TASK TO COMPLETE
In the forum post below, which of the husband's two grown children lives close by?

SOURCE DOCUMENT
— begin —

# His Kids



## DiZ (May 15, 2012)

We have been married for a few years. We both have grown kids from our first marriages. His wife left him for another woman when his kids were just babies. He brought both kids up himself and they have both turned out great.

My ex left me when our kids were a bit older. My kids are good people but aren't as successful as his which he never lets me forget. 

I feel like he thinks his family is better than mine and I hate that kind of arrogance. His daughter is sweet but his son is arrogant and was a bit rude to me when we visited there a few months ago. His son lives far away and his daughter lives close by.

I just hate when he puts my family down in a round about way that allows him to back peddle then and tell me o I did not mean it that way but it's already out there and hurts me.

I also get fed up sometimes with his daughter and her husband. They are constantly calling him to do things for them and sometimes it interrupts our time together. He is very generous and will do anything for his family and I feel they are starting to take advantage of that.

I don't want to sound like a spoiled brat but I am his wife and deserve to be the center or his attention, not his grown married daughter and son.

Thanks for any advice.

Another problem we have is when we do visit any of his family his personality changes. He becomes this person I hate. He totally ignores me, acts like a clown in front of his little nieces and nephews, embarrasses everyone with his off color jokes and when he decided to talk to me it's some mean command or remark and it really hurts me. I don't know why he does this. Consequently I have not desire to go to family functions with him and we usually do that separate.

The conclusion I have come to is that he needs to be the center of attention and has this desperate need for everyone to like him. Example: We cannot have a nice quiet romantic dinner at a restaurant where he is focused on only me. He has to constantly clown around with the cashier, waiter, waitress, on and on until I just get exhausted and want to go home. So consequently we don't go out to eat or go out a lot as I know this will happen right away. He will walk up to a stranger and start talking and leave me standing there and just walk away talking to this person. It is infuriating.


----------

— end —

GIVEN INFORMATION
— begin —

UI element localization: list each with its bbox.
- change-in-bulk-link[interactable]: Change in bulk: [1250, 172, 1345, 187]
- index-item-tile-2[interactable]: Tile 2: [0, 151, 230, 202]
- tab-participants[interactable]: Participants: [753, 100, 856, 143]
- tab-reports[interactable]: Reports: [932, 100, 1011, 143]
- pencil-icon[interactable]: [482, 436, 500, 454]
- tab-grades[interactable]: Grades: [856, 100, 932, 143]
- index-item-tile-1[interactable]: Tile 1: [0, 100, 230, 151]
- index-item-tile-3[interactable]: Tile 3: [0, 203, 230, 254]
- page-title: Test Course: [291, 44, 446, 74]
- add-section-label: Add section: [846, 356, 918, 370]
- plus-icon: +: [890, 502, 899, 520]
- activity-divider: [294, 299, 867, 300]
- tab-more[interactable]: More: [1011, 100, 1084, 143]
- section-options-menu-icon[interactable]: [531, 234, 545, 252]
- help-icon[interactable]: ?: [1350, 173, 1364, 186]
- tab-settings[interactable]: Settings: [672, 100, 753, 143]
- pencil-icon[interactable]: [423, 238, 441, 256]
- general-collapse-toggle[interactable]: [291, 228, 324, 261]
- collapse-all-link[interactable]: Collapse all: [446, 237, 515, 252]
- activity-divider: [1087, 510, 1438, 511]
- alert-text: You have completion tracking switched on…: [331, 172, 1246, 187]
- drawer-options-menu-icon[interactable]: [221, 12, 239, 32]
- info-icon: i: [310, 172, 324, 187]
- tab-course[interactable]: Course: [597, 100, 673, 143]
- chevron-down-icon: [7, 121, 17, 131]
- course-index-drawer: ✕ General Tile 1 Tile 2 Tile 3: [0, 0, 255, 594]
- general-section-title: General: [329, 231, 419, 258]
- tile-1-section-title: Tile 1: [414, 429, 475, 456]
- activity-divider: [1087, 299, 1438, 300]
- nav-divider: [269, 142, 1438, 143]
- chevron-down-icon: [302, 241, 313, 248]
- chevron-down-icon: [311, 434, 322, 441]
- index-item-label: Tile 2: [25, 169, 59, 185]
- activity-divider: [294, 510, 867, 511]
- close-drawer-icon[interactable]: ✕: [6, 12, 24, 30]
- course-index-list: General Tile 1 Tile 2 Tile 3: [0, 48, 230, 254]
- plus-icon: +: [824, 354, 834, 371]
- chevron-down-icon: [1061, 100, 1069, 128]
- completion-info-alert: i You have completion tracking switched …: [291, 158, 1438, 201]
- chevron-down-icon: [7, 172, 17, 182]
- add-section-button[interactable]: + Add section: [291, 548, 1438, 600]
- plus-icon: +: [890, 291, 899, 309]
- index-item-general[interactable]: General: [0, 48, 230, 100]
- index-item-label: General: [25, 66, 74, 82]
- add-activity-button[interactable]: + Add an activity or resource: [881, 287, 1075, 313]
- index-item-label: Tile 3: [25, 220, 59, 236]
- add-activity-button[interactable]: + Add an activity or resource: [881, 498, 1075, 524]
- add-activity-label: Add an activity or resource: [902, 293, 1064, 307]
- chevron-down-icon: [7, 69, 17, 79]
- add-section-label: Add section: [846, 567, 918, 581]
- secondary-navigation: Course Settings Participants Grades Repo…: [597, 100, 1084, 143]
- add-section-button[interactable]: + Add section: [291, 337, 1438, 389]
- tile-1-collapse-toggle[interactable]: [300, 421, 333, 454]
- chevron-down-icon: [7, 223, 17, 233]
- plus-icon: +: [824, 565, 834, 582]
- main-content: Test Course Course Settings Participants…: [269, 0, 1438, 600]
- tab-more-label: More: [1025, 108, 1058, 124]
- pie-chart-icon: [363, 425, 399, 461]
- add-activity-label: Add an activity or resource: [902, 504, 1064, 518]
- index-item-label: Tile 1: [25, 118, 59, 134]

— end —

FINISHED EXERCISE
His daughter.